The records that follow must be reproduced in full, exactly as written.

Figure dataset records:

— Begin —

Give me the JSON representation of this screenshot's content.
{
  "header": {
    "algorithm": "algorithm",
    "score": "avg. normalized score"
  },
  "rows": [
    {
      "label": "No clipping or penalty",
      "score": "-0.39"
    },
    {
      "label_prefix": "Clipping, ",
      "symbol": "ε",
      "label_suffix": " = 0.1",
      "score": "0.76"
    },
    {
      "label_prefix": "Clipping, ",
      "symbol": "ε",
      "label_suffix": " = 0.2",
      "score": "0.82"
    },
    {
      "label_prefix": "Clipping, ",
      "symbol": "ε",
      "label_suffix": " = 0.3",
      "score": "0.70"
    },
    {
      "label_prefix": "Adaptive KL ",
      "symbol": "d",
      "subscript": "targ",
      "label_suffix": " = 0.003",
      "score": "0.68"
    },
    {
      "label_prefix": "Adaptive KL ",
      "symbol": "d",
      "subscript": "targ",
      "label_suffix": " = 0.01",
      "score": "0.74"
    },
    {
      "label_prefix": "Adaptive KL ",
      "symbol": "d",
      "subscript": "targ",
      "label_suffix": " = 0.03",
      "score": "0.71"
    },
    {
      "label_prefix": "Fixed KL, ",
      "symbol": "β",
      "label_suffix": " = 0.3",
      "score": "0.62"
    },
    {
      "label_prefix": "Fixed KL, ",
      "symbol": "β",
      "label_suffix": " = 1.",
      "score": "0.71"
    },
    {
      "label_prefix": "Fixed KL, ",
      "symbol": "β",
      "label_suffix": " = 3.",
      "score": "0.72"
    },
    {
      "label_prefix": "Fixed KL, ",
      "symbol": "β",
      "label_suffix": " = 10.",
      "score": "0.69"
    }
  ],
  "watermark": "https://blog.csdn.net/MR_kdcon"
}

— End —

## Task solution
Give me the JSON representation of this screenshot's content.
{
  "header": {
    "algorithm": "algorithm",
    "score": "avg. normalized score"
  },
  "rows": [
    {
      "label": "No clipping or penalty",
      "score": "-0.39"
    },
    {
      "label_prefix": "Clipping, ",
      "symbol": "ε",
      "label_suffix": " = 0.1",
      "score": "0.76"
    },
    {
      "label_prefix": "Clipping, ",
      "symbol": "ε",
      "label_suffix": " = 0.2",
      "score": "0.82"
    },
    {
      "label_prefix": "Clipping, ",
      "symbol": "ε",
      "label_suffix": " = 0.3",
      "score": "0.70"
    },
    {
      "label_prefix": "Adaptive KL ",
      "symbol": "d",
      "subscript": "targ",
      "label_suffix": " = 0.003",
      "score": "0.68"
    },
    {
      "label_prefix": "Adaptive KL ",
      "symbol": "d",
      "subscript": "targ",
      "label_suffix": " = 0.01",
      "score": "0.74"
    },
    {
      "label_prefix": "Adaptive KL ",
      "symbol": "d",
      "subscript": "targ",
      "label_suffix": " = 0.03",
      "score": "0.71"
    },
    {
      "label_prefix": "Fixed KL, ",
      "symbol": "β",
      "label_suffix": " = 0.3",
      "score": "0.62"
    },
    {
      "label_prefix": "Fixed KL, ",
      "symbol": "β",
      "label_suffix": " = 1.",
      "score": "0.71"
    },
    {
      "label_prefix": "Fixed KL, ",
      "symbol": "β",
      "label_suffix": " = 3.",
      "score": "0.72"
    },
    {
      "label_prefix": "Fixed KL, ",
      "symbol": "β",
      "label_suffix": " = 10.",
      "score": "0.69"
    }
  ],
  "watermark": "https://blog.csdn.net/MR_kdcon"
}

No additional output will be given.